§ WHAT TO WORK ON
Track down every line below that holds "RoleDescription" and copy it.

Recorded data:
┄┄┄┄┄┄┄┄┄┄┄┄┄┄┄┄┄┄┄┄

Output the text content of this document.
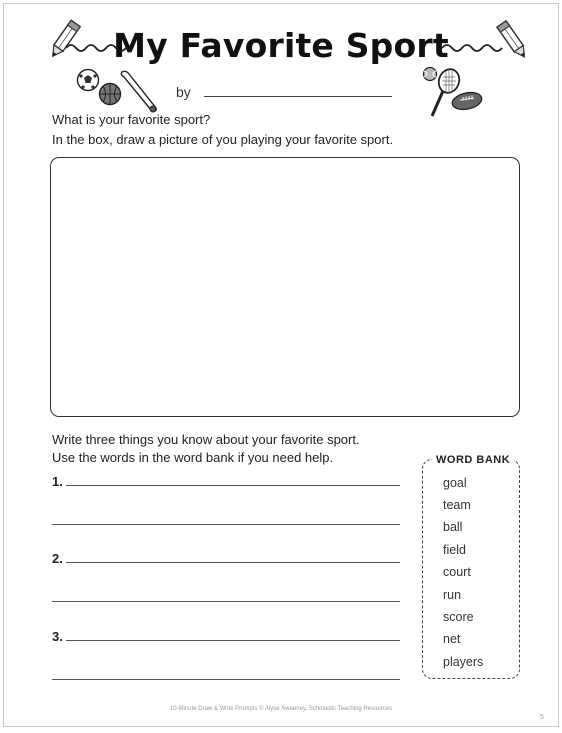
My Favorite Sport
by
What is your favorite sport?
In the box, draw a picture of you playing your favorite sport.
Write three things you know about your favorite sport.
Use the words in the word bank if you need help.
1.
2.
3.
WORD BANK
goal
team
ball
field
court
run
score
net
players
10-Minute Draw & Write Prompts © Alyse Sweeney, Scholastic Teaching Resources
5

┄┄┄┄┄┄┄┄┄┄┄┄┄┄┄┄┄┄┄┄

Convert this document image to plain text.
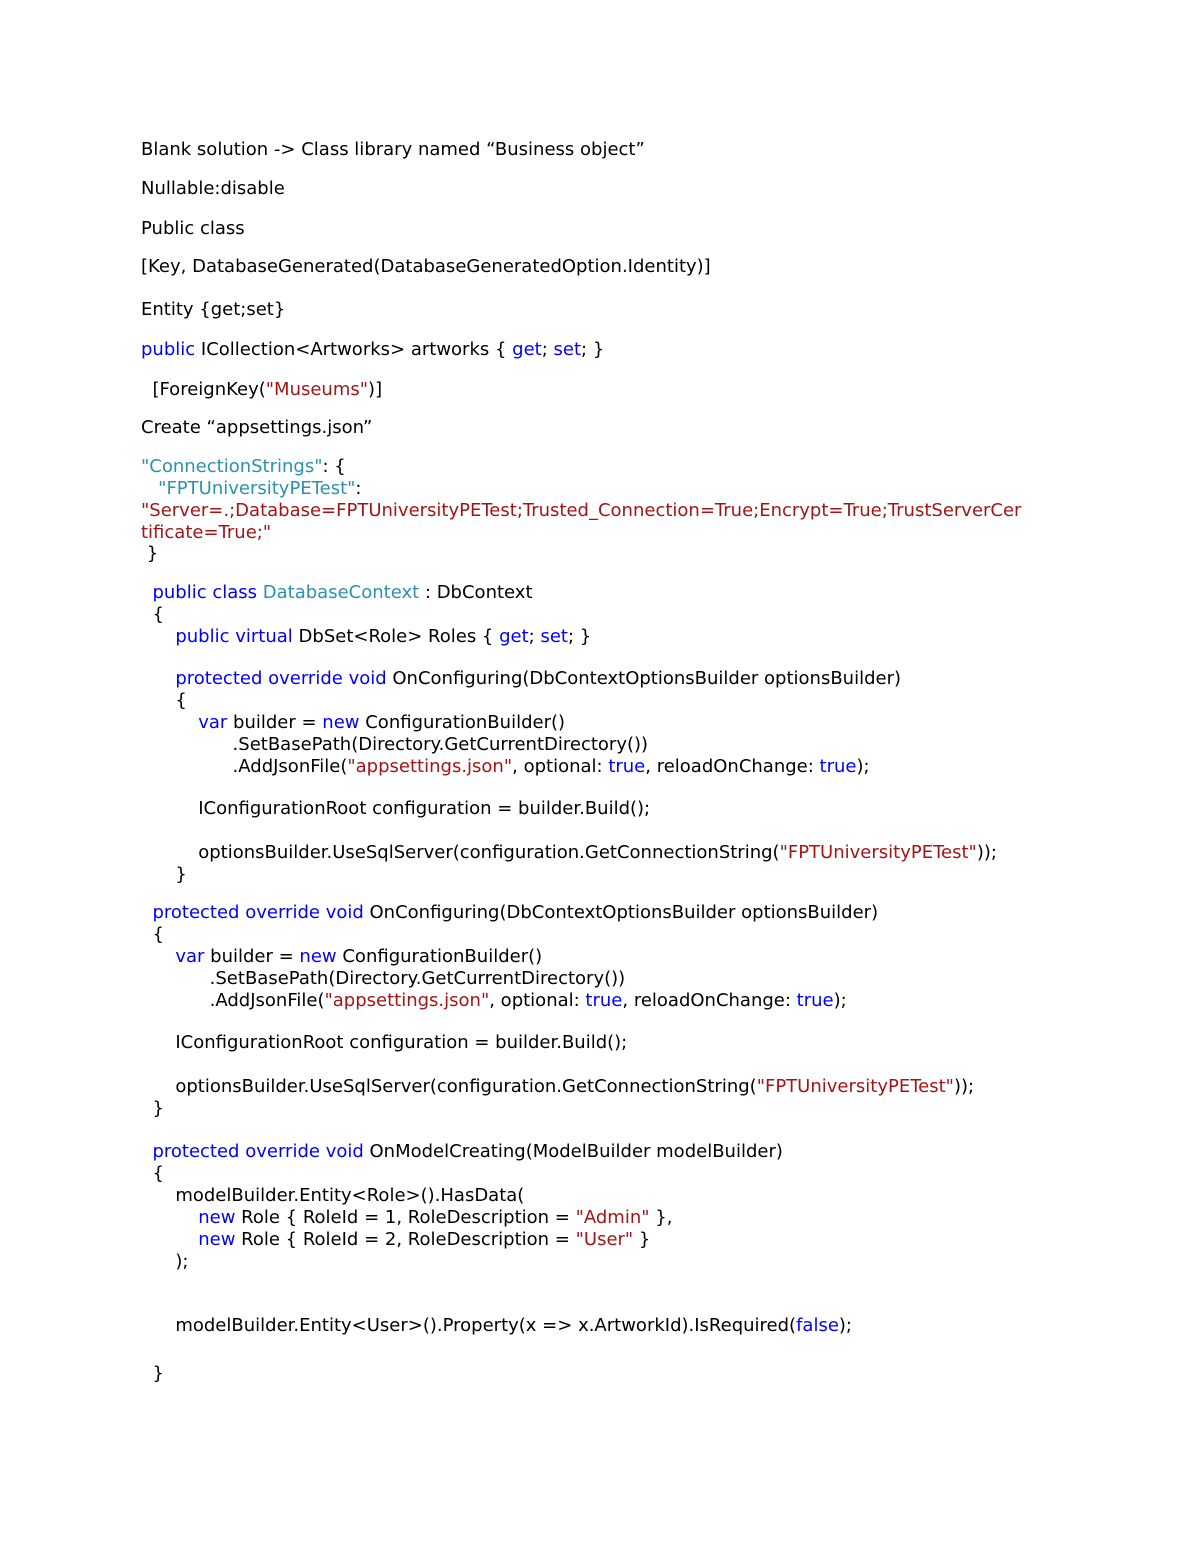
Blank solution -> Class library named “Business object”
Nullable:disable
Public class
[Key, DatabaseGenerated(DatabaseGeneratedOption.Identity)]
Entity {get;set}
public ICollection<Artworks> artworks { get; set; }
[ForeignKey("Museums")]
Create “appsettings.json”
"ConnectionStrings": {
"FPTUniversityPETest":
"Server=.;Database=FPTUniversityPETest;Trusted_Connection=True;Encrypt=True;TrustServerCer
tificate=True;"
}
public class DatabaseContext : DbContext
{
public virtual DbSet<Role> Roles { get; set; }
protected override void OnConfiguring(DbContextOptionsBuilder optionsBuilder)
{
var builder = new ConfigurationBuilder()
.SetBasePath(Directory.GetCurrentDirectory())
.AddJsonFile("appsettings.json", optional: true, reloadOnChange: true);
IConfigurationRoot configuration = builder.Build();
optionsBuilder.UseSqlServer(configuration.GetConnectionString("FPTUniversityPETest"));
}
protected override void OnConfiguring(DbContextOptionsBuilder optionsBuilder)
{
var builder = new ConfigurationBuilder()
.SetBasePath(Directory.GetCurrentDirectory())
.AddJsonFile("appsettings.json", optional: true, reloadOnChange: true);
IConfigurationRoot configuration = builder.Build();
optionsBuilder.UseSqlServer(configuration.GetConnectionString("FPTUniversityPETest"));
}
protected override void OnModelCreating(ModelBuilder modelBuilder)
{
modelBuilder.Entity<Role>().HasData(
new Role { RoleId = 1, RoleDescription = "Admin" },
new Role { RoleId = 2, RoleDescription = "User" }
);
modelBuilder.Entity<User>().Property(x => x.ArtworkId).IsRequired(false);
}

┄┄┄┄┄┄┄┄┄┄┄┄┄┄┄┄┄┄┄┄

§ WRITTEN SOLUTION
new Role { RoleId = 1, RoleDescription = "Admin" },
new Role { RoleId = 2, RoleDescription = "User" }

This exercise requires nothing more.